_Stated goal_
Output the full listing below exactly as it reads, and skip anything that is a picture.

______________________________

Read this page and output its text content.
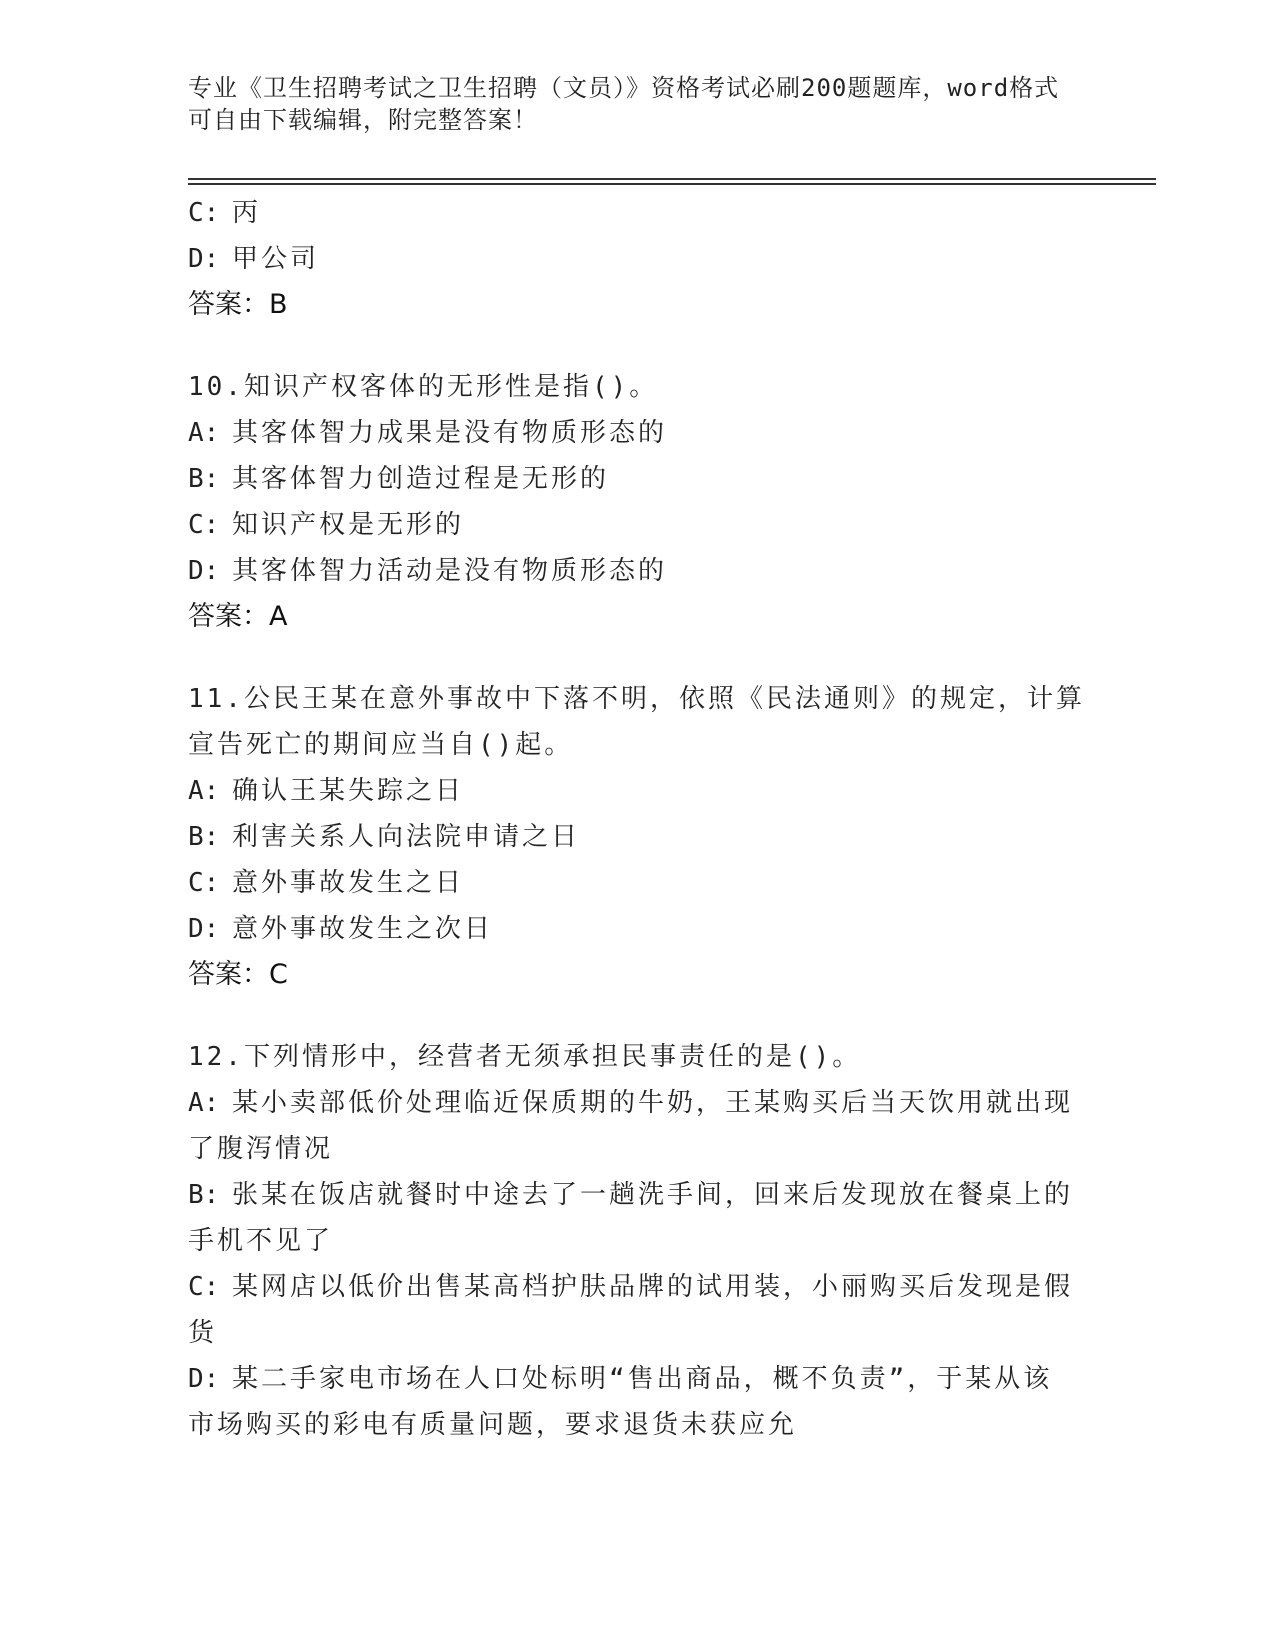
专业《卫生招聘考试之卫生招聘（文员）》资格考试必刷200题题库，word格式
可自由下载编辑，附完整答案！
C: 丙
D: 甲公司
答案：B
10.知识产权客体的无形性是指()。
A: 其客体智力成果是没有物质形态的
B: 其客体智力创造过程是无形的
C: 知识产权是无形的
D: 其客体智力活动是没有物质形态的
答案：A
11.公民王某在意外事故中下落不明，依照《民法通则》的规定，计算
宣告死亡的期间应当自()起。
A: 确认王某失踪之日
B: 利害关系人向法院申请之日
C: 意外事故发生之日
D: 意外事故发生之次日
答案：C
12.下列情形中，经营者无须承担民事责任的是()。
A: 某小卖部低价处理临近保质期的牛奶，王某购买后当天饮用就出现
了腹泻情况
B: 张某在饭店就餐时中途去了一趟洗手间，回来后发现放在餐桌上的
手机不见了
C: 某网店以低价出售某高档护肤品牌的试用装，小丽购买后发现是假
货
D: 某二手家电市场在人口处标明“售出商品，概不负责”，于某从该
市场购买的彩电有质量问题，要求退货未获应允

______________________________

_The response_
Read this page and output its text content.
专业《卫生招聘考试之卫生招聘（文员）》资格考试必刷200题题库，word格式
可自由下载编辑，附完整答案！
C: 丙
D: 甲公司
答案：B
10.知识产权客体的无形性是指()。
A: 其客体智力成果是没有物质形态的
B: 其客体智力创造过程是无形的
C: 知识产权是无形的
D: 其客体智力活动是没有物质形态的
答案：A
11.公民王某在意外事故中下落不明，依照《民法通则》的规定，计算
宣告死亡的期间应当自()起。
A: 确认王某失踪之日
B: 利害关系人向法院申请之日
C: 意外事故发生之日
D: 意外事故发生之次日
答案：C
12.下列情形中，经营者无须承担民事责任的是()。
A: 某小卖部低价处理临近保质期的牛奶，王某购买后当天饮用就出现
了腹泻情况
B: 张某在饭店就餐时中途去了一趟洗手间，回来后发现放在餐桌上的
手机不见了
C: 某网店以低价出售某高档护肤品牌的试用装，小丽购买后发现是假
货
D: 某二手家电市场在人口处标明“售出商品，概不负责”，于某从该
市场购买的彩电有质量问题，要求退货未获应允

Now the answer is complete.